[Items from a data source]
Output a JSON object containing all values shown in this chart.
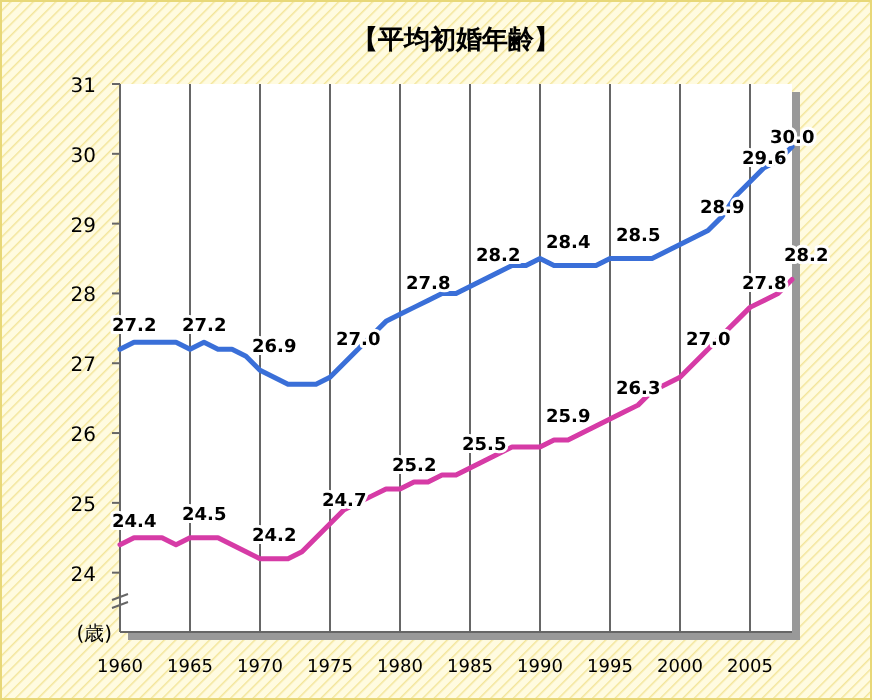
{
  "chart_data": {
    "type": "line",
    "title": "【平均初婚年齢】",
    "ylabel": "(歳)",
    "series": [
      {
        "color": "#3a6fd8",
        "x": [
          1960,
          1961,
          1962,
          1963,
          1964,
          1965,
          1966,
          1967,
          1968,
          1969,
          1970,
          1971,
          1972,
          1973,
          1974,
          1975,
          1976,
          1977,
          1978,
          1979,
          1980,
          1981,
          1982,
          1983,
          1984,
          1985,
          1986,
          1987,
          1988,
          1989,
          1990,
          1991,
          1992,
          1993,
          1994,
          1995,
          1996,
          1997,
          1998,
          1999,
          2000,
          2001,
          2002,
          2003,
          2004,
          2005,
          2006,
          2007,
          2008
        ],
        "values": [
          27.2,
          27.3,
          27.3,
          27.3,
          27.3,
          27.2,
          27.3,
          27.2,
          27.2,
          27.1,
          26.9,
          26.8,
          26.7,
          26.7,
          26.7,
          26.8,
          27.0,
          27.2,
          27.4,
          27.6,
          27.7,
          27.8,
          27.9,
          28.0,
          28.0,
          28.1,
          28.2,
          28.3,
          28.4,
          28.4,
          28.5,
          28.4,
          28.4,
          28.4,
          28.4,
          28.5,
          28.5,
          28.5,
          28.5,
          28.6,
          28.7,
          28.8,
          28.9,
          29.1,
          29.4,
          29.6,
          29.8,
          29.9,
          30.1
        ]
      },
      {
        "color": "#d63ba6",
        "x": [
          1960,
          1961,
          1962,
          1963,
          1964,
          1965,
          1966,
          1967,
          1968,
          1969,
          1970,
          1971,
          1972,
          1973,
          1974,
          1975,
          1976,
          1977,
          1978,
          1979,
          1980,
          1981,
          1982,
          1983,
          1984,
          1985,
          1986,
          1987,
          1988,
          1989,
          1990,
          1991,
          1992,
          1993,
          1994,
          1995,
          1996,
          1997,
          1998,
          1999,
          2000,
          2001,
          2002,
          2003,
          2004,
          2005,
          2006,
          2007,
          2008
        ],
        "values": [
          24.4,
          24.5,
          24.5,
          24.5,
          24.4,
          24.5,
          24.5,
          24.5,
          24.4,
          24.3,
          24.2,
          24.2,
          24.2,
          24.3,
          24.5,
          24.7,
          24.9,
          25.0,
          25.1,
          25.2,
          25.2,
          25.3,
          25.3,
          25.4,
          25.4,
          25.5,
          25.6,
          25.7,
          25.8,
          25.8,
          25.8,
          25.9,
          25.9,
          26.0,
          26.1,
          26.2,
          26.3,
          26.4,
          26.6,
          26.7,
          26.8,
          27.0,
          27.2,
          27.4,
          27.6,
          27.8,
          27.9,
          28.0,
          28.2
        ]
      }
    ],
    "xlim": [
      1960,
      2008
    ],
    "xticks": [
      1960,
      1965,
      1970,
      1975,
      1980,
      1985,
      1990,
      1995,
      2000,
      2005
    ],
    "ylim": [
      23.15,
      31
    ],
    "yticks": [
      24,
      25,
      26,
      27,
      28,
      29,
      30,
      31
    ],
    "grid": "x",
    "marker": "none",
    "line_style": "solid",
    "annotations": [
      {
        "text": "27.2",
        "x": 1960,
        "y": 27.2
      },
      {
        "text": "27.2",
        "x": 1965,
        "y": 27.2
      },
      {
        "text": "26.9",
        "x": 1970,
        "y": 26.9
      },
      {
        "text": "27.0",
        "x": 1976,
        "y": 27.0
      },
      {
        "text": "27.8",
        "x": 1981,
        "y": 27.8
      },
      {
        "text": "28.2",
        "x": 1986,
        "y": 28.2
      },
      {
        "text": "28.4",
        "x": 1991,
        "y": 28.4
      },
      {
        "text": "28.5",
        "x": 1996,
        "y": 28.5
      },
      {
        "text": "28.9",
        "x": 2002,
        "y": 28.9
      },
      {
        "text": "29.6",
        "x": 2005,
        "y": 29.6
      },
      {
        "text": "30.0",
        "x": 2007,
        "y": 29.9
      },
      {
        "text": "24.4",
        "x": 1960,
        "y": 24.4
      },
      {
        "text": "24.5",
        "x": 1965,
        "y": 24.5
      },
      {
        "text": "24.2",
        "x": 1970,
        "y": 24.2
      },
      {
        "text": "24.7",
        "x": 1975,
        "y": 24.7
      },
      {
        "text": "25.2",
        "x": 1980,
        "y": 25.2
      },
      {
        "text": "25.5",
        "x": 1985,
        "y": 25.5
      },
      {
        "text": "25.9",
        "x": 1991,
        "y": 25.9
      },
      {
        "text": "26.3",
        "x": 1996,
        "y": 26.3
      },
      {
        "text": "27.0",
        "x": 2001,
        "y": 27.0
      },
      {
        "text": "27.8",
        "x": 2005,
        "y": 27.8
      },
      {
        "text": "28.2",
        "x": 2008,
        "y": 28.2
      }
    ]
  }
}
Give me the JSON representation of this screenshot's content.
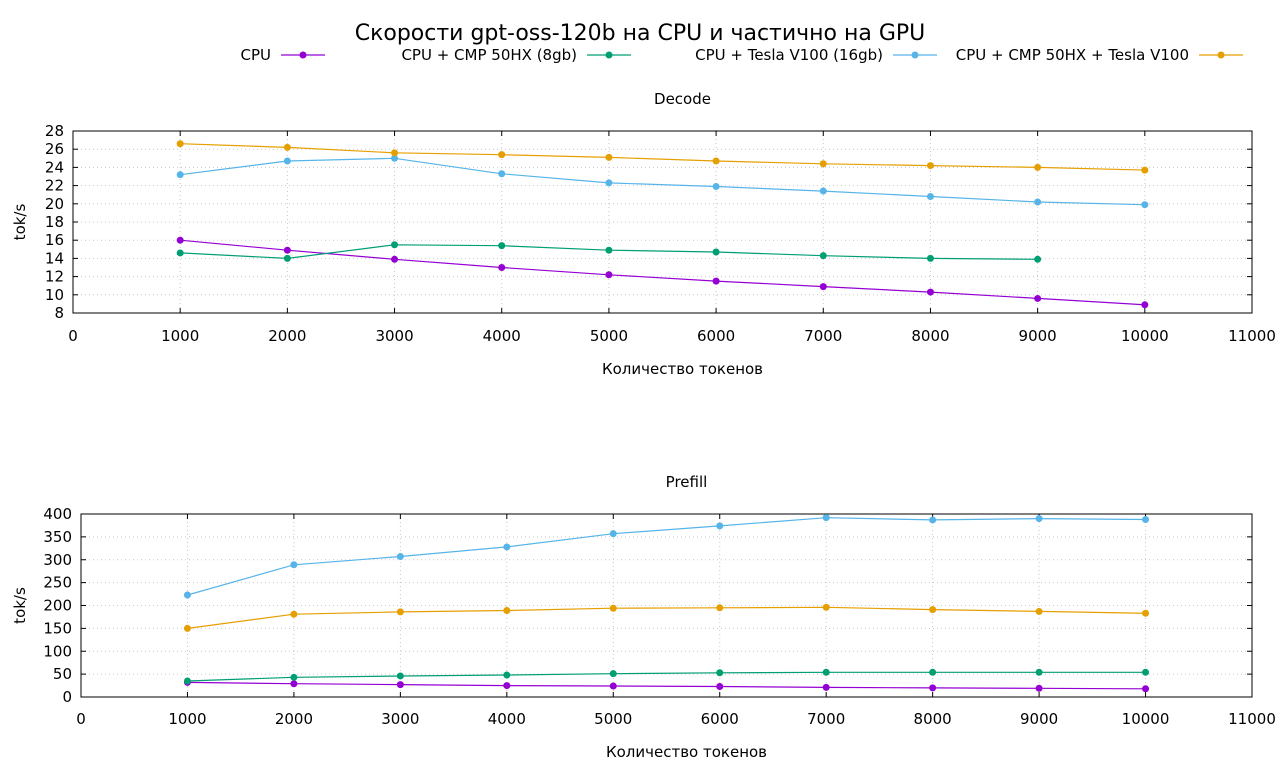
{
  "title": "Скорости gpt-oss-120b на CPU и частично на GPU",
  "legend": [
    {
      "label": "CPU",
      "color": "#9400d3"
    },
    {
      "label": "CPU + CMP 50HX (8gb)",
      "color": "#009e73"
    },
    {
      "label": "CPU + Tesla V100 (16gb)",
      "color": "#56b4e9"
    },
    {
      "label": "CPU + CMP 50HX + Tesla V100",
      "color": "#e69f00"
    }
  ],
  "chart_data": [
    {
      "type": "line",
      "title": "Decode",
      "xlabel": "Количество токенов",
      "ylabel": "tok/s",
      "xlim": [
        0,
        11000
      ],
      "ylim": [
        8,
        28
      ],
      "xticks": [
        0,
        1000,
        2000,
        3000,
        4000,
        5000,
        6000,
        7000,
        8000,
        9000,
        10000,
        11000
      ],
      "yticks": [
        8,
        10,
        12,
        14,
        16,
        18,
        20,
        22,
        24,
        26,
        28
      ],
      "grid": true,
      "series": [
        {
          "name": "CPU",
          "color": "#9400d3",
          "x": [
            1000,
            2000,
            3000,
            4000,
            5000,
            6000,
            7000,
            8000,
            9000,
            10000
          ],
          "y": [
            16.0,
            14.9,
            13.9,
            13.0,
            12.2,
            11.5,
            10.9,
            10.3,
            9.6,
            8.9
          ]
        },
        {
          "name": "CPU + CMP 50HX (8gb)",
          "color": "#009e73",
          "x": [
            1000,
            2000,
            3000,
            4000,
            5000,
            6000,
            7000,
            8000,
            9000
          ],
          "y": [
            14.6,
            14.0,
            15.5,
            15.4,
            14.9,
            14.7,
            14.3,
            14.0,
            13.9
          ]
        },
        {
          "name": "CPU + Tesla V100 (16gb)",
          "color": "#56b4e9",
          "x": [
            1000,
            2000,
            3000,
            4000,
            5000,
            6000,
            7000,
            8000,
            9000,
            10000
          ],
          "y": [
            23.2,
            24.7,
            25.0,
            23.3,
            22.3,
            21.9,
            21.4,
            20.8,
            20.2,
            19.9
          ]
        },
        {
          "name": "CPU + CMP 50HX + Tesla V100",
          "color": "#e69f00",
          "x": [
            1000,
            2000,
            3000,
            4000,
            5000,
            6000,
            7000,
            8000,
            9000,
            10000
          ],
          "y": [
            26.6,
            26.2,
            25.6,
            25.4,
            25.1,
            24.7,
            24.4,
            24.2,
            24.0,
            23.7
          ]
        }
      ]
    },
    {
      "type": "line",
      "title": "Prefill",
      "xlabel": "Количество токенов",
      "ylabel": "tok/s",
      "xlim": [
        0,
        11000
      ],
      "ylim": [
        0,
        400
      ],
      "xticks": [
        0,
        1000,
        2000,
        3000,
        4000,
        5000,
        6000,
        7000,
        8000,
        9000,
        10000,
        11000
      ],
      "yticks": [
        0,
        50,
        100,
        150,
        200,
        250,
        300,
        350,
        400
      ],
      "grid": true,
      "series": [
        {
          "name": "CPU",
          "color": "#9400d3",
          "x": [
            1000,
            2000,
            3000,
            4000,
            5000,
            6000,
            7000,
            8000,
            9000,
            10000
          ],
          "y": [
            32,
            29,
            27,
            25,
            24,
            23,
            21,
            20,
            19,
            18
          ]
        },
        {
          "name": "CPU + CMP 50HX (8gb)",
          "color": "#009e73",
          "x": [
            1000,
            2000,
            3000,
            4000,
            5000,
            6000,
            7000,
            8000,
            9000,
            10000
          ],
          "y": [
            35,
            43,
            46,
            48,
            51,
            53,
            54,
            54,
            54,
            54
          ]
        },
        {
          "name": "CPU + Tesla V100 (16gb)",
          "color": "#56b4e9",
          "x": [
            1000,
            2000,
            3000,
            4000,
            5000,
            6000,
            7000,
            8000,
            9000,
            10000
          ],
          "y": [
            223,
            289,
            307,
            328,
            357,
            374,
            392,
            387,
            390,
            388
          ]
        },
        {
          "name": "CPU + CMP 50HX + Tesla V100",
          "color": "#e69f00",
          "x": [
            1000,
            2000,
            3000,
            4000,
            5000,
            6000,
            7000,
            8000,
            9000,
            10000
          ],
          "y": [
            150,
            181,
            186,
            189,
            194,
            195,
            196,
            191,
            187,
            183
          ]
        }
      ]
    }
  ]
}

◆ Work instructions ◆
From the data above, copy out every line with the string "this" in it.

◆ Response ◆
Output a JSON object containing all values shown in this chart.
Give me the JSON representation of this screenshot's content.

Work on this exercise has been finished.